RECORDS FOR THE TASK ->

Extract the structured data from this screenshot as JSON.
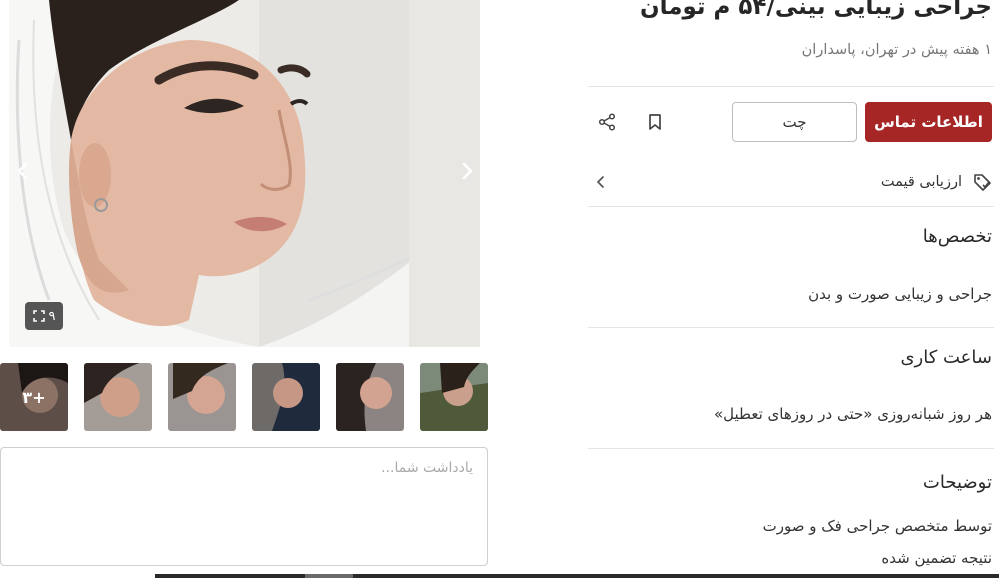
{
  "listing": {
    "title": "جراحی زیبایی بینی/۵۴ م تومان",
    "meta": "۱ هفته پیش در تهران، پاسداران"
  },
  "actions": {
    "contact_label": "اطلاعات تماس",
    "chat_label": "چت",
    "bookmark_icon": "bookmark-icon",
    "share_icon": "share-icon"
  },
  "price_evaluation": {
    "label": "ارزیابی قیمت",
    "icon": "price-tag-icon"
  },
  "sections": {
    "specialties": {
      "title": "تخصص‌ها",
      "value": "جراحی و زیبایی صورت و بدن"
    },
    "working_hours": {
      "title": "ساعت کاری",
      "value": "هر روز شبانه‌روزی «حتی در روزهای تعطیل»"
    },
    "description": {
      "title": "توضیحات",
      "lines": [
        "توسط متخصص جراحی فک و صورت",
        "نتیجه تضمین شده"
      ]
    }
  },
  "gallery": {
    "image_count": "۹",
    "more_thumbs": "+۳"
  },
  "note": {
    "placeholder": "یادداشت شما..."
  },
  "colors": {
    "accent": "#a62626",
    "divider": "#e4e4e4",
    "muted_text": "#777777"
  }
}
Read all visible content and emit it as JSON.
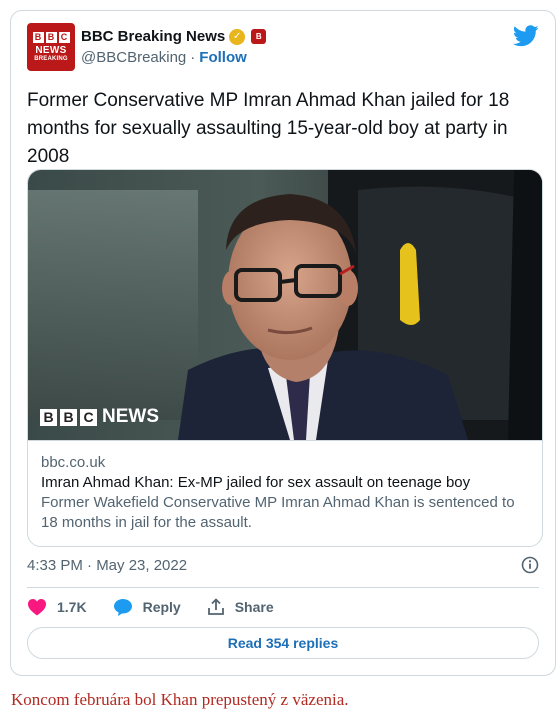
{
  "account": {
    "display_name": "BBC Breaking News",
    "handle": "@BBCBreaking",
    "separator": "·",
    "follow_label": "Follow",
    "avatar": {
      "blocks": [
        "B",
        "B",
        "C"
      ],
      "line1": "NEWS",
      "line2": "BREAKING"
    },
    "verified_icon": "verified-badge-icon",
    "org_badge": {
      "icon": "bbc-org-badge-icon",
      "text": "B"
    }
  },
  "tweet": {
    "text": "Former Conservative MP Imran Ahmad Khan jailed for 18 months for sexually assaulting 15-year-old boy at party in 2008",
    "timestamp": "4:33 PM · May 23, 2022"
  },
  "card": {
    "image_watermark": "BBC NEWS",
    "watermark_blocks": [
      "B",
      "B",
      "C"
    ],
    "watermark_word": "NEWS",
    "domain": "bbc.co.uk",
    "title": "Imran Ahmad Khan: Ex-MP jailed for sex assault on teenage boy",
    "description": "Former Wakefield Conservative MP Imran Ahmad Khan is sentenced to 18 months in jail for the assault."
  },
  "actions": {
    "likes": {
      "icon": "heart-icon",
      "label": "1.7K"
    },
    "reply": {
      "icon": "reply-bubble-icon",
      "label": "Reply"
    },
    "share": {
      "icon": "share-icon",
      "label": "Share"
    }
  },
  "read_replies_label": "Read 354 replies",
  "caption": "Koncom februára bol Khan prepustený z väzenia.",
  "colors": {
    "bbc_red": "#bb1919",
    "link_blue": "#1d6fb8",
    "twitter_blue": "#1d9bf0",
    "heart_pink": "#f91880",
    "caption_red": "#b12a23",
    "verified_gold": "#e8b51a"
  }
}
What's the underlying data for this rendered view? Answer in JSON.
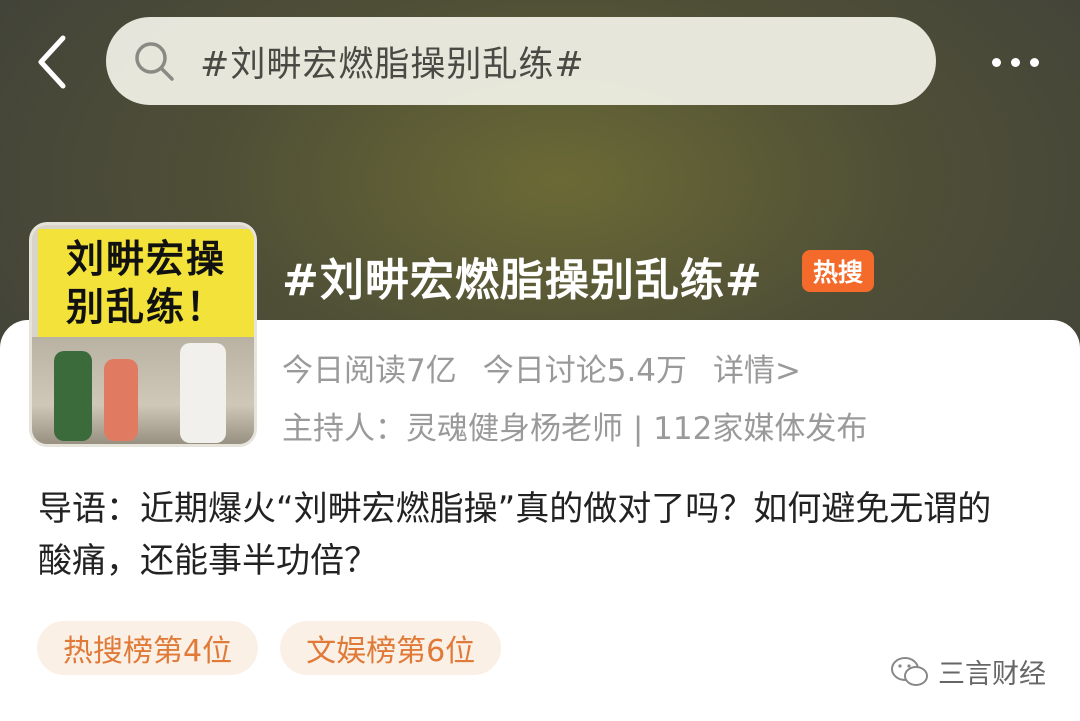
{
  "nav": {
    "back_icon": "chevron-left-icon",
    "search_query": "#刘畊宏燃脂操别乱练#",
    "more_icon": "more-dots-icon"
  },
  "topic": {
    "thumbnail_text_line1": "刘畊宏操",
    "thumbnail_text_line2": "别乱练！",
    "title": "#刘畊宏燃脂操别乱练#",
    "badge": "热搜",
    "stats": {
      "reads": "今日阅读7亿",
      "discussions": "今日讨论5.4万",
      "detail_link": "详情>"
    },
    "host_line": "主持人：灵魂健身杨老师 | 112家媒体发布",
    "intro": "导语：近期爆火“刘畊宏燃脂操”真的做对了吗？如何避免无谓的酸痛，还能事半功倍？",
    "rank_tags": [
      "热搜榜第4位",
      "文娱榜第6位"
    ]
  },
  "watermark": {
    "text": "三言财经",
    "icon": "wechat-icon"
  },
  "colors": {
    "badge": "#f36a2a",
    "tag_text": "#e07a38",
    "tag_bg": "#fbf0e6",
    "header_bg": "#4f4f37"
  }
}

YOUR OBJECTIVE ->
Write out all the entries exactly, except for the pictures.

RESPONSE TO THIS TASK ->
Extract the structured data from this screenshot as JSON.
{
  "listing": {
    "title": "جراحی زیبایی بینی/۵۴ م تومان",
    "meta": "۱ هفته پیش در تهران، پاسداران"
  },
  "actions": {
    "contact_label": "اطلاعات تماس",
    "chat_label": "چت",
    "bookmark_icon": "bookmark-icon",
    "share_icon": "share-icon"
  },
  "price_evaluation": {
    "label": "ارزیابی قیمت",
    "icon": "price-tag-icon"
  },
  "sections": {
    "specialties": {
      "title": "تخصص‌ها",
      "value": "جراحی و زیبایی صورت و بدن"
    },
    "working_hours": {
      "title": "ساعت کاری",
      "value": "هر روز شبانه‌روزی «حتی در روزهای تعطیل»"
    },
    "description": {
      "title": "توضیحات",
      "lines": [
        "توسط متخصص جراحی فک و صورت",
        "نتیجه تضمین شده"
      ]
    }
  },
  "gallery": {
    "image_count": "۹",
    "more_thumbs": "+۳"
  },
  "note": {
    "placeholder": "یادداشت شما..."
  },
  "colors": {
    "accent": "#a62626",
    "divider": "#e4e4e4",
    "muted_text": "#777777"
  }
}
Read all visible content and emit it as JSON.
{
  "account": {
    "display_name": "BBC Breaking News",
    "handle": "@BBCBreaking",
    "separator": "·",
    "follow_label": "Follow",
    "avatar": {
      "blocks": [
        "B",
        "B",
        "C"
      ],
      "line1": "NEWS",
      "line2": "BREAKING"
    },
    "verified_icon": "verified-badge-icon",
    "org_badge": {
      "icon": "bbc-org-badge-icon",
      "text": "B"
    }
  },
  "tweet": {
    "text": "Former Conservative MP Imran Ahmad Khan jailed for 18 months for sexually assaulting 15-year-old boy at party in 2008",
    "timestamp": "4:33 PM · May 23, 2022"
  },
  "card": {
    "image_watermark": "BBC NEWS",
    "watermark_blocks": [
      "B",
      "B",
      "C"
    ],
    "watermark_word": "NEWS",
    "domain": "bbc.co.uk",
    "title": "Imran Ahmad Khan: Ex-MP jailed for sex assault on teenage boy",
    "description": "Former Wakefield Conservative MP Imran Ahmad Khan is sentenced to 18 months in jail for the assault."
  },
  "actions": {
    "likes": {
      "icon": "heart-icon",
      "label": "1.7K"
    },
    "reply": {
      "icon": "reply-bubble-icon",
      "label": "Reply"
    },
    "share": {
      "icon": "share-icon",
      "label": "Share"
    }
  },
  "read_replies_label": "Read 354 replies",
  "caption": "Koncom februára bol Khan prepustený z väzenia.",
  "colors": {
    "bbc_red": "#bb1919",
    "link_blue": "#1d6fb8",
    "twitter_blue": "#1d9bf0",
    "heart_pink": "#f91880",
    "caption_red": "#b12a23",
    "verified_gold": "#e8b51a"
  }
}
What's the underlying data for this rendered view? Answer in JSON.
{
  "nav": {
    "back_icon": "chevron-left-icon",
    "search_query": "#刘畊宏燃脂操别乱练#",
    "more_icon": "more-dots-icon"
  },
  "topic": {
    "thumbnail_text_line1": "刘畊宏操",
    "thumbnail_text_line2": "别乱练！",
    "title": "#刘畊宏燃脂操别乱练#",
    "badge": "热搜",
    "stats": {
      "reads": "今日阅读7亿",
      "discussions": "今日讨论5.4万",
      "detail_link": "详情>"
    },
    "host_line": "主持人：灵魂健身杨老师 | 112家媒体发布",
    "intro": "导语：近期爆火“刘畊宏燃脂操”真的做对了吗？如何避免无谓的酸痛，还能事半功倍？",
    "rank_tags": [
      "热搜榜第4位",
      "文娱榜第6位"
    ]
  },
  "watermark": {
    "text": "三言财经",
    "icon": "wechat-icon"
  },
  "colors": {
    "badge": "#f36a2a",
    "tag_text": "#e07a38",
    "tag_bg": "#fbf0e6",
    "header_bg": "#4f4f37"
  }
}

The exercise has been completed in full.